-- start Data lines --

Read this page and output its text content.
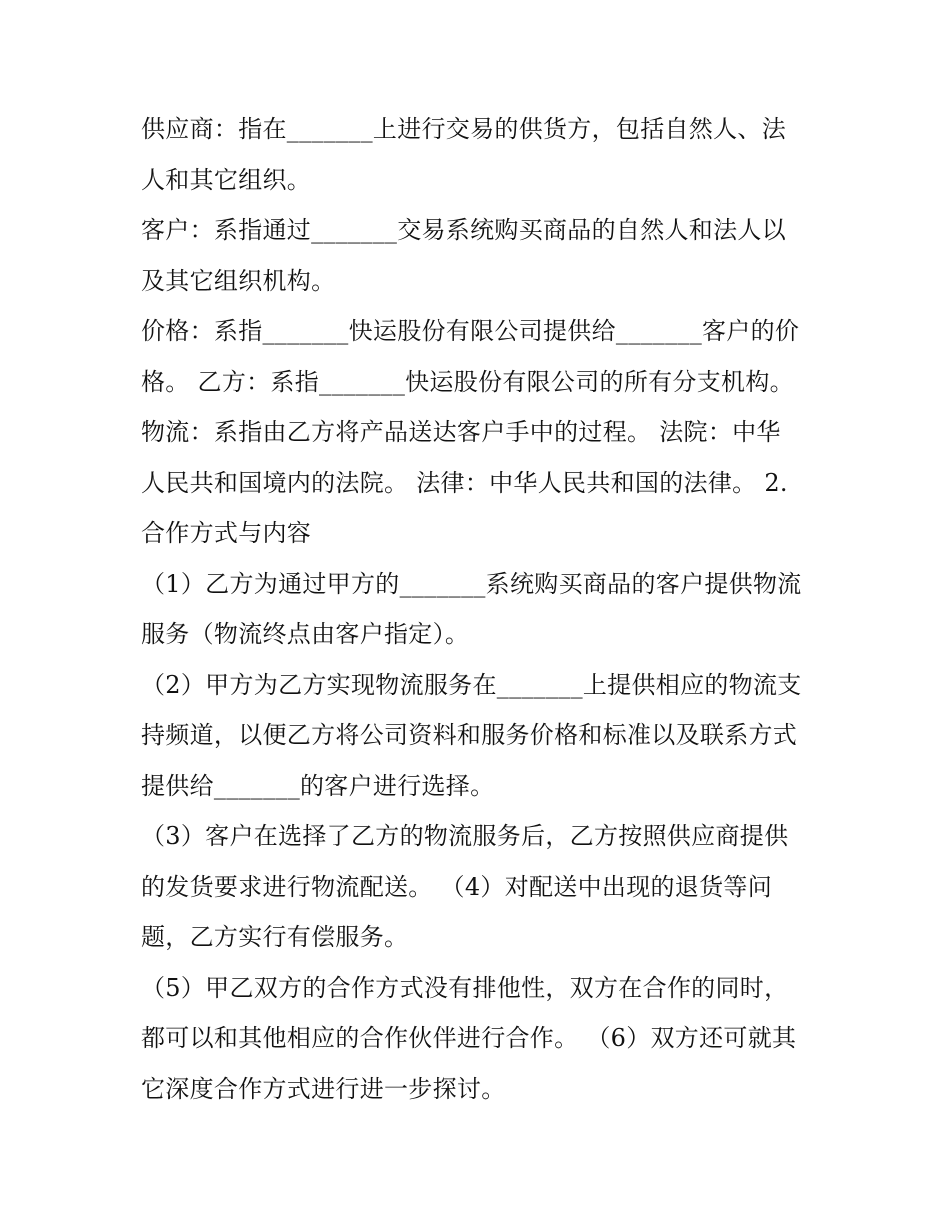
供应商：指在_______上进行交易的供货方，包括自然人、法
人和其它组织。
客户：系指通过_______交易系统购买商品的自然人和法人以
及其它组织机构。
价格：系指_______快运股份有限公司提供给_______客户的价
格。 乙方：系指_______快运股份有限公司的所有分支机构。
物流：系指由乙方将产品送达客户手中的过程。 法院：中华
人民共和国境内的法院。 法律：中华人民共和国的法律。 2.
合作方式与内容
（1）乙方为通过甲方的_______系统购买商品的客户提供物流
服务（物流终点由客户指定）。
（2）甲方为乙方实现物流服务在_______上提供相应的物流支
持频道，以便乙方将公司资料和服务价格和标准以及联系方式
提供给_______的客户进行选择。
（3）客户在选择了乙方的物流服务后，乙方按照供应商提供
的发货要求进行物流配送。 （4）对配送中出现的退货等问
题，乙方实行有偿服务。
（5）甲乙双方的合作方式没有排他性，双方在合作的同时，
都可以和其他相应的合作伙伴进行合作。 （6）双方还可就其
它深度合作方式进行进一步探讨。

-- end Data lines --

Task details
Restate the data above word for word. Skip every picture.

Result
Read this page and output its text content.
供应商：指在_______上进行交易的供货方，包括自然人、法
人和其它组织。
客户：系指通过_______交易系统购买商品的自然人和法人以
及其它组织机构。
价格：系指_______快运股份有限公司提供给_______客户的价
格。 乙方：系指_______快运股份有限公司的所有分支机构。
物流：系指由乙方将产品送达客户手中的过程。 法院：中华
人民共和国境内的法院。 法律：中华人民共和国的法律。 2.
合作方式与内容
（1）乙方为通过甲方的_______系统购买商品的客户提供物流
服务（物流终点由客户指定）。
（2）甲方为乙方实现物流服务在_______上提供相应的物流支
持频道，以便乙方将公司资料和服务价格和标准以及联系方式
提供给_______的客户进行选择。
（3）客户在选择了乙方的物流服务后，乙方按照供应商提供
的发货要求进行物流配送。 （4）对配送中出现的退货等问
题，乙方实行有偿服务。
（5）甲乙双方的合作方式没有排他性，双方在合作的同时，
都可以和其他相应的合作伙伴进行合作。 （6）双方还可就其
它深度合作方式进行进一步探讨。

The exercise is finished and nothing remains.